### Exercise details
Read the lines below. Copy out any that hold the string "Aires".

[Data records]

— Start —

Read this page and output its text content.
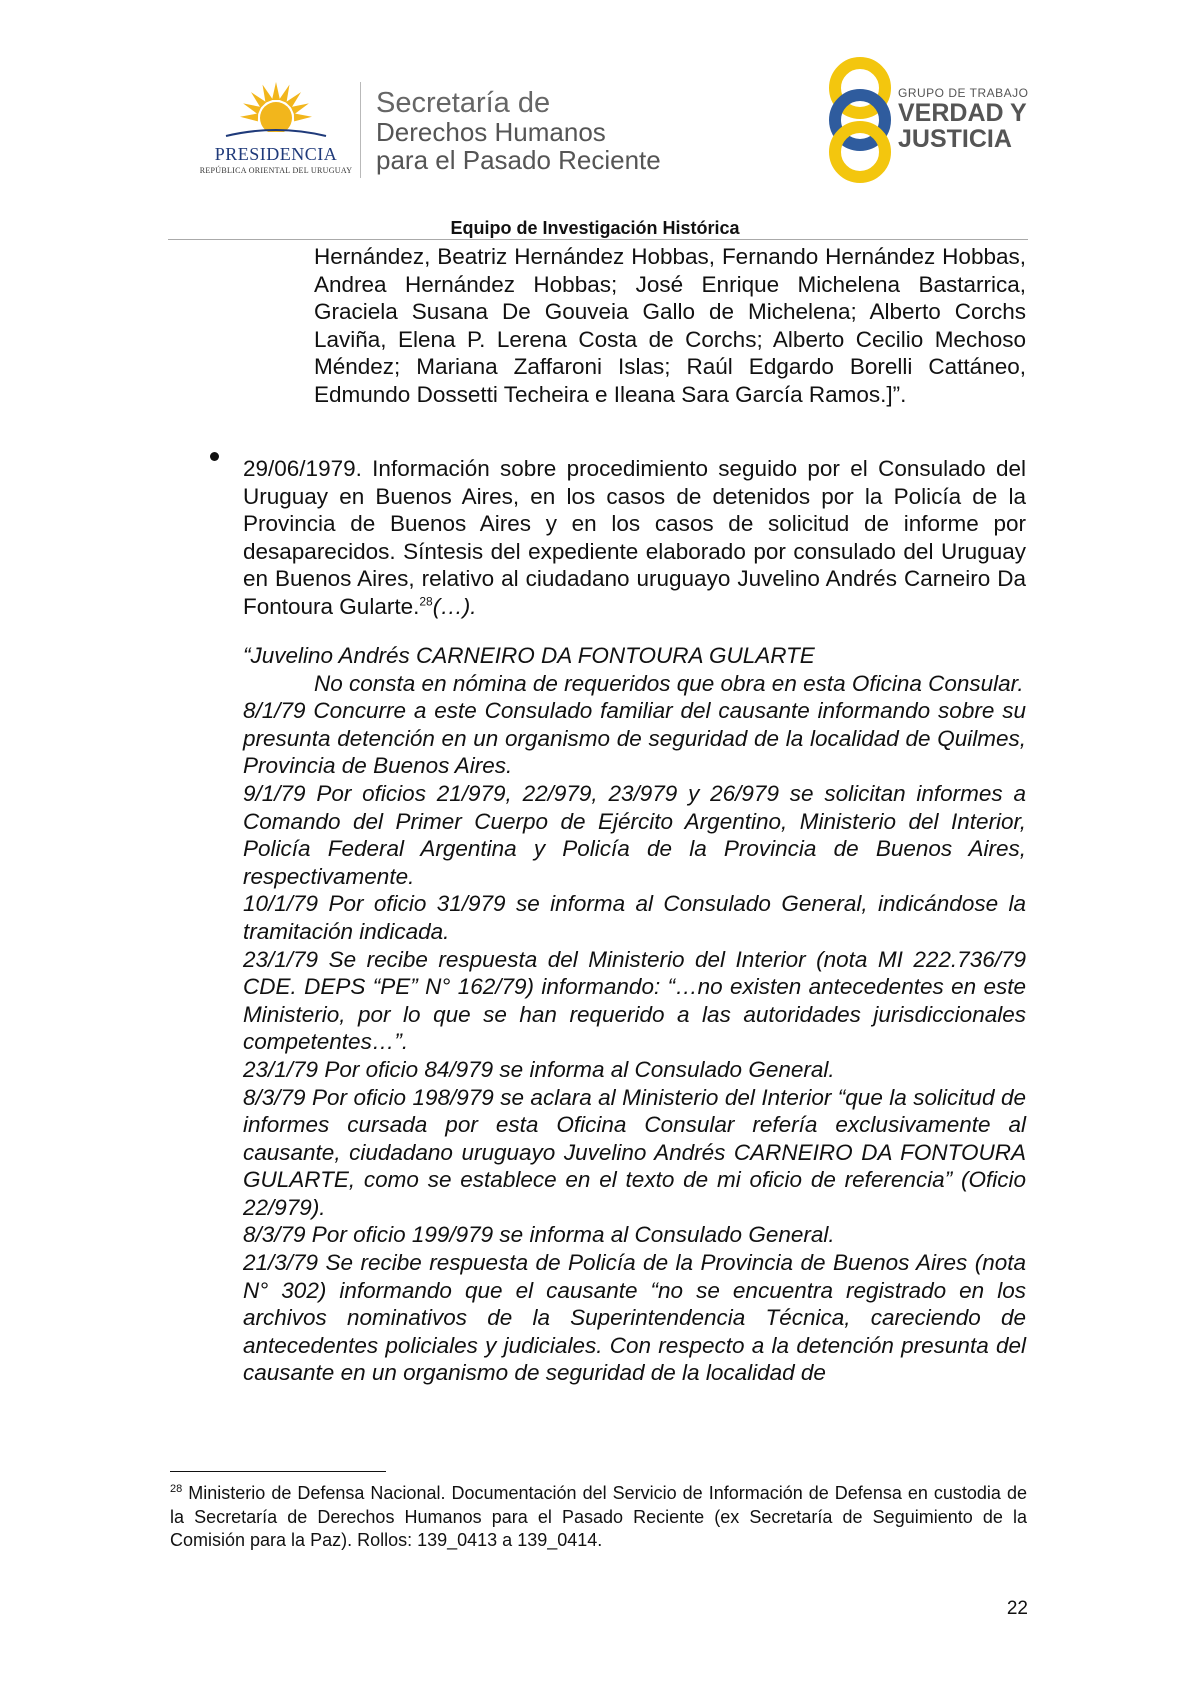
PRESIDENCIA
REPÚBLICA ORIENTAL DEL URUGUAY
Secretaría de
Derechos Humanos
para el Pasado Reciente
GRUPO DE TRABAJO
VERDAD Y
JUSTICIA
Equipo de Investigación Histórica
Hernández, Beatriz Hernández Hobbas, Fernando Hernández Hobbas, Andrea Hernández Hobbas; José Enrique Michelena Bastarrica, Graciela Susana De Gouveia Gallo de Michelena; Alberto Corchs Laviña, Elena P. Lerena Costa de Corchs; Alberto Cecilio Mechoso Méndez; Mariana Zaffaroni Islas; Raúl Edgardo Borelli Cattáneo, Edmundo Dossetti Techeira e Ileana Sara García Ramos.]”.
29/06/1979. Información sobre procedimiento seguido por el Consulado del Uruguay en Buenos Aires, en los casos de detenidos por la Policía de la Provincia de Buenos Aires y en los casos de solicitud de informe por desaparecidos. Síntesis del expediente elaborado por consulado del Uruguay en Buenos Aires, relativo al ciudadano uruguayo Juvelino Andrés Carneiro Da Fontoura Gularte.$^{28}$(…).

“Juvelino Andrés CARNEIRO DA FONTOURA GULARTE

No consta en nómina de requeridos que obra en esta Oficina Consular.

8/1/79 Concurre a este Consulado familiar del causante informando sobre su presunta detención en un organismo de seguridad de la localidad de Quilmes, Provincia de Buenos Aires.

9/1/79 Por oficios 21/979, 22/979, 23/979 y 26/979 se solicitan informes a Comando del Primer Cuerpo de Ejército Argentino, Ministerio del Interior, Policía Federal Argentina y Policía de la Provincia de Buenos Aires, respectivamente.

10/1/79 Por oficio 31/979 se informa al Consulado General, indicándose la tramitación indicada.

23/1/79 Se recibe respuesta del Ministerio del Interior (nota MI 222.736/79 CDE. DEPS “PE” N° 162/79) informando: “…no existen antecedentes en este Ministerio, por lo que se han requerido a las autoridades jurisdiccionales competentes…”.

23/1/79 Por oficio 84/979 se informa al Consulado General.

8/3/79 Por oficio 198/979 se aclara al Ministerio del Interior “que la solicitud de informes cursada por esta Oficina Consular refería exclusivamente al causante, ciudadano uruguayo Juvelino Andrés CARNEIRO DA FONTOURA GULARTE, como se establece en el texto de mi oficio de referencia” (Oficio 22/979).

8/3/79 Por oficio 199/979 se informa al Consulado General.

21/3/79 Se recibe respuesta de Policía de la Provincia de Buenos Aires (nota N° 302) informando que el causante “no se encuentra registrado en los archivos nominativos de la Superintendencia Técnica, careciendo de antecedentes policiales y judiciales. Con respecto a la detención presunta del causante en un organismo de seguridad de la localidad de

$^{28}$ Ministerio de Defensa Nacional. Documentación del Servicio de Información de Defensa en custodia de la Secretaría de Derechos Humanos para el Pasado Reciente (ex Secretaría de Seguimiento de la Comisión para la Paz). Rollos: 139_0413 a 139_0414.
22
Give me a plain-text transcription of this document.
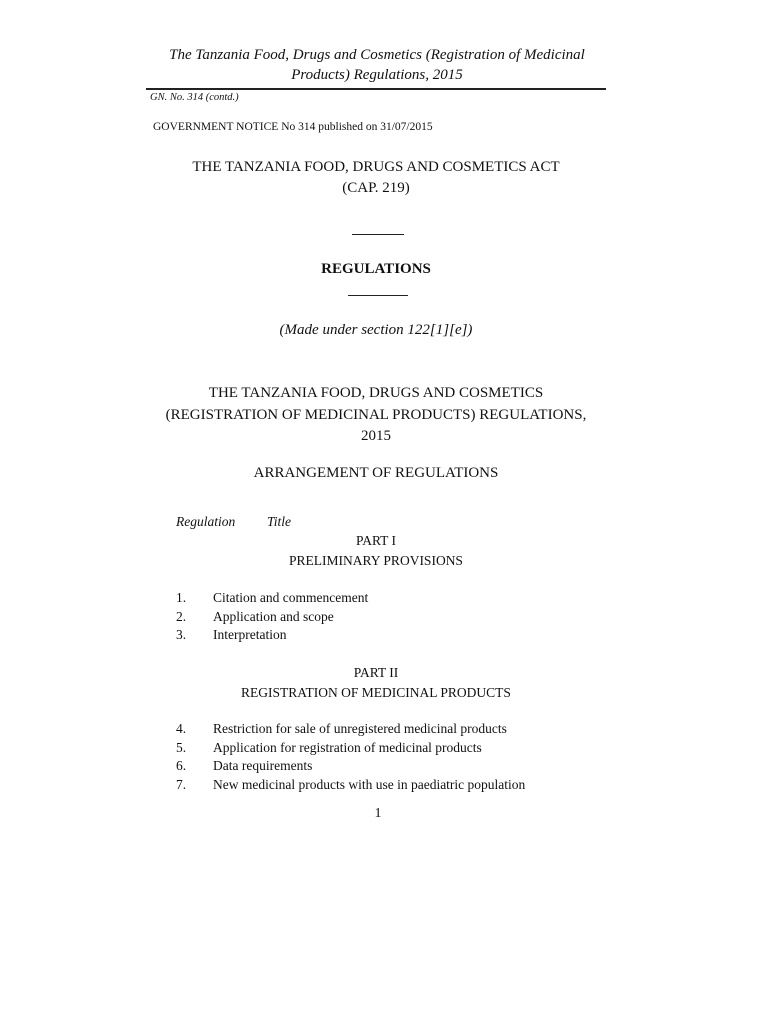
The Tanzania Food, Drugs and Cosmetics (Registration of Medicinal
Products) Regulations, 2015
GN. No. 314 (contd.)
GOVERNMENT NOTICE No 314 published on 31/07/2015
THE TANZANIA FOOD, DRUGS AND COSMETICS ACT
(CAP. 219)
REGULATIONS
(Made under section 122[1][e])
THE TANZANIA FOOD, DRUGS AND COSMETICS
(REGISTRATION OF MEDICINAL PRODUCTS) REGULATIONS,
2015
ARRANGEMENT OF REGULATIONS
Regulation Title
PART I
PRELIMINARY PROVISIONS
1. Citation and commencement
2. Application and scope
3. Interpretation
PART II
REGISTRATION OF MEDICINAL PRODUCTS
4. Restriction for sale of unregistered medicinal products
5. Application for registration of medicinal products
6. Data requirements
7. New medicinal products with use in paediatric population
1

— End —

### Answer to the problem
29/06/1979. Información sobre procedimiento seguido por el Consulado del Uruguay en Buenos Aires, en los casos de detenidos por la Policía de la Provincia de Buenos Aires y en los casos de solicitud de informe por desaparecidos. Síntesis del expediente elaborado por consulado del Uruguay en Buenos Aires, relativo al ciudadano uruguayo Juvelino Andrés Carneiro Da Fontoura Gularte.$^{28}$(…).
8/1/79 Concurre a este Consulado familiar del causante informando sobre su presunta detención en un organismo de seguridad de la localidad de Quilmes, Provincia de Buenos Aires.
9/1/79 Por oficios 21/979, 22/979, 23/979 y 26/979 se solicitan informes a Comando del Primer Cuerpo de Ejército Argentino, Ministerio del Interior, Policía Federal Argentina y Policía de la Provincia de Buenos Aires, respectivamente.
21/3/79 Se recibe respuesta de Policía de la Provincia de Buenos Aires (nota N° 302) informando que el causante “no se encuentra registrado en los archivos nominativos de la Superintendencia Técnica, careciendo de antecedentes policiales y judiciales. Con respecto a la detención presunta del causante en un organismo de seguridad de la localidad de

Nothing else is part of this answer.